### STATED TASK:
Tally the lines that include the word "icon" and reply with nothing but the total.

▬▬▬

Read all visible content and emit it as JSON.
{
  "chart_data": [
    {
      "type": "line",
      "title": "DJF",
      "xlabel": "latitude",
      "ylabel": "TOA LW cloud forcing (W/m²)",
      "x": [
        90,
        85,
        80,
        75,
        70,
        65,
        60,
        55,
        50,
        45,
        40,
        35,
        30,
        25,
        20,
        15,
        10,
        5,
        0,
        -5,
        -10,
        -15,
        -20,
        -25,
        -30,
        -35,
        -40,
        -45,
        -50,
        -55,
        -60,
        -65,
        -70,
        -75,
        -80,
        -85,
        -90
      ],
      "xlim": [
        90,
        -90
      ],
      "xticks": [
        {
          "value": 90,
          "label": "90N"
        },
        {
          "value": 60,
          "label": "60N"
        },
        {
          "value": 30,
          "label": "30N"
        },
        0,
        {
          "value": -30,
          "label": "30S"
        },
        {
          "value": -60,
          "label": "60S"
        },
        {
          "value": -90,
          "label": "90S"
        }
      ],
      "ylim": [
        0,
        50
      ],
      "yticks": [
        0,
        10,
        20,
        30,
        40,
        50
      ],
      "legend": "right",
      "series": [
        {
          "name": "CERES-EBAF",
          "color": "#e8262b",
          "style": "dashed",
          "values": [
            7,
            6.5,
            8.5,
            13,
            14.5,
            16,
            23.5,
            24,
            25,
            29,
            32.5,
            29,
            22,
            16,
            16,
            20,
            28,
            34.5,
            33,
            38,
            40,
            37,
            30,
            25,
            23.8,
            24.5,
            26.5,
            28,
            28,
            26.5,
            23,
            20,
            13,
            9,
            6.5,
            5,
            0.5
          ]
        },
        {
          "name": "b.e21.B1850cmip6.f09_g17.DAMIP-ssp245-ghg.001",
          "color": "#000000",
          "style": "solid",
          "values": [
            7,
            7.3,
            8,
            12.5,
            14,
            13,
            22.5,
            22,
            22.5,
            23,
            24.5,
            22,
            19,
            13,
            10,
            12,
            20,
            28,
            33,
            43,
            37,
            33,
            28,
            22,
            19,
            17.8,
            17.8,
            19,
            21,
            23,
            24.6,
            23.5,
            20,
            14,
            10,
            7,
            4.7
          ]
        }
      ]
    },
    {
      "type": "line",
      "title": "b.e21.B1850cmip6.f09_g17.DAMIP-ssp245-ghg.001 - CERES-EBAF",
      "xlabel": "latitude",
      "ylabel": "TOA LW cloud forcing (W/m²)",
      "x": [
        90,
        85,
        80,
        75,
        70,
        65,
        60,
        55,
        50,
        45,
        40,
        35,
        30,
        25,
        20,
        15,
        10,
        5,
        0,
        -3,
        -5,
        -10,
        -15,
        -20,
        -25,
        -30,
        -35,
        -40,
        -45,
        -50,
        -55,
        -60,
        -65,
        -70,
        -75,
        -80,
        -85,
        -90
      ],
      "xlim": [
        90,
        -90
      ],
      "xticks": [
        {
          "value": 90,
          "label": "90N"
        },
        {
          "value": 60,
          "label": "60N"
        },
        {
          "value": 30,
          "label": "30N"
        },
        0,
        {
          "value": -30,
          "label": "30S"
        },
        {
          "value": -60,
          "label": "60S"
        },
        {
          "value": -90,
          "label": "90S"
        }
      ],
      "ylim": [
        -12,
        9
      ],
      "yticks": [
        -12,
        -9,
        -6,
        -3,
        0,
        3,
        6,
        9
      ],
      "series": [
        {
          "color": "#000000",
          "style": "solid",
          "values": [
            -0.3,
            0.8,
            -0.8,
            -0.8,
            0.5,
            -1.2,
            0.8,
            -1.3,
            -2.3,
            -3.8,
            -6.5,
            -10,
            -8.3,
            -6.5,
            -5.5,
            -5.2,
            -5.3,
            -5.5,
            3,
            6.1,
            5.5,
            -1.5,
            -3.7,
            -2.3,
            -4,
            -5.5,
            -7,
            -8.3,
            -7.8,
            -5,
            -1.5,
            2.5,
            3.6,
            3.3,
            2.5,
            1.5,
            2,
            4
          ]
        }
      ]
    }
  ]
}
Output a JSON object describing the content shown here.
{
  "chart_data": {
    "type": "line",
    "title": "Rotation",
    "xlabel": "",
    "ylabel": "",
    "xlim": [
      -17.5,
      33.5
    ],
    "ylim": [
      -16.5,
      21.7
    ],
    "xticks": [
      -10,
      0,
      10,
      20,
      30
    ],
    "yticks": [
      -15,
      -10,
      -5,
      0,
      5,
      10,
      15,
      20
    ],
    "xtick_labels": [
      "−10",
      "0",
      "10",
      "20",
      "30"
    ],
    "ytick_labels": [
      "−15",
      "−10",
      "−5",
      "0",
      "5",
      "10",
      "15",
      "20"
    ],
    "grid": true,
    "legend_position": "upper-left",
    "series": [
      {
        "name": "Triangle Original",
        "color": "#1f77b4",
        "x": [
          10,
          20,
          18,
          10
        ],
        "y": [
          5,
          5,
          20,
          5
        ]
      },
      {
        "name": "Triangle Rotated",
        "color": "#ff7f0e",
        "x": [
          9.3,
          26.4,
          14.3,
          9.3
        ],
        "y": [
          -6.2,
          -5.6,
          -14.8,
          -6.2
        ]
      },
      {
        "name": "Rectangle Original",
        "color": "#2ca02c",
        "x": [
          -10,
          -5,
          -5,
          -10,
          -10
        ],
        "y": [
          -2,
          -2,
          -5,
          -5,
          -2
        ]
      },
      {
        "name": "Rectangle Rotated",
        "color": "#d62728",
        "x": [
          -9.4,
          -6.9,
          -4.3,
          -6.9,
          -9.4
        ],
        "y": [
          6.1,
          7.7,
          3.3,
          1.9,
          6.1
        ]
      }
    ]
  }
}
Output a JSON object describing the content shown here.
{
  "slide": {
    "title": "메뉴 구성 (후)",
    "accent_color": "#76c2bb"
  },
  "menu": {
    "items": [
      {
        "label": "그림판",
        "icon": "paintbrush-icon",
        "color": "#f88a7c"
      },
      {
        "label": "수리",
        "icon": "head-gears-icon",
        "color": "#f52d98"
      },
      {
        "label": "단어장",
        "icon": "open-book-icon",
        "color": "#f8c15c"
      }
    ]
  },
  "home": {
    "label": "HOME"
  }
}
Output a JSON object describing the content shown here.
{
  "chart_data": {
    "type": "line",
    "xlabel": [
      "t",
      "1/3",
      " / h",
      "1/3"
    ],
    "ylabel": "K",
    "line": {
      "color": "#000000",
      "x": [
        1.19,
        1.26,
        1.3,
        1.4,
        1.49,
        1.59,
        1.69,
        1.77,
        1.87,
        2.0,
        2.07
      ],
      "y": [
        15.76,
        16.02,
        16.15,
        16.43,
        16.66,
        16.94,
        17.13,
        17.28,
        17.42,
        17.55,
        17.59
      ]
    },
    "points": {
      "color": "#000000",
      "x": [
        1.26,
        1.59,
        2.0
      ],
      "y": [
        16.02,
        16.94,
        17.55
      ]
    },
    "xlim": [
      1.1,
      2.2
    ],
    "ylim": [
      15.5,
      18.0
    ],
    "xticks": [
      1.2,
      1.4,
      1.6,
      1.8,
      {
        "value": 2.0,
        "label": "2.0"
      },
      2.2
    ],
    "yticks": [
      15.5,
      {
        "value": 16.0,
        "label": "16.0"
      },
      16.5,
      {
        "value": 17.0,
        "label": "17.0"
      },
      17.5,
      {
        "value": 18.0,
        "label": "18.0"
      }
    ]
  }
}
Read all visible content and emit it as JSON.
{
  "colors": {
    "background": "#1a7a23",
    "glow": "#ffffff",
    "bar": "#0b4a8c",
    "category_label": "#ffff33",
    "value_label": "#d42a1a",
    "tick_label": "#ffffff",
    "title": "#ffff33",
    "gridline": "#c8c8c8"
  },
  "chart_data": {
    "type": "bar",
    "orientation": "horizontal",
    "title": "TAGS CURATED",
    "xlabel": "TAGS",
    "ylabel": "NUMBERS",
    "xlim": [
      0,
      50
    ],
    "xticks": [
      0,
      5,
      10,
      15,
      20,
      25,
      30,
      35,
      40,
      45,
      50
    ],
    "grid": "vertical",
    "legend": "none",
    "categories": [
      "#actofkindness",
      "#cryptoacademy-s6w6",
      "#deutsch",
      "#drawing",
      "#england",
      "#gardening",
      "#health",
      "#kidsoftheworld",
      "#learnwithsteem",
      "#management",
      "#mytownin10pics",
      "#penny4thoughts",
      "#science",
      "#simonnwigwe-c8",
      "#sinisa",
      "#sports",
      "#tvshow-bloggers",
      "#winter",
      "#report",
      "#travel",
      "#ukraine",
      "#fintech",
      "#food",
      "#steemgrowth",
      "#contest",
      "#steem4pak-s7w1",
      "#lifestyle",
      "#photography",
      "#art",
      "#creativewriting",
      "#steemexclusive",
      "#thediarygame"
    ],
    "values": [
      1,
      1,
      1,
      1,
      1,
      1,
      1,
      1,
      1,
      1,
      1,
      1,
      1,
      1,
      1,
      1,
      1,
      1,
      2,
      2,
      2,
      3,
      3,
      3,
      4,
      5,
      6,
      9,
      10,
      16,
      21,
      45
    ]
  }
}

▬▬▬

### RESULT:
3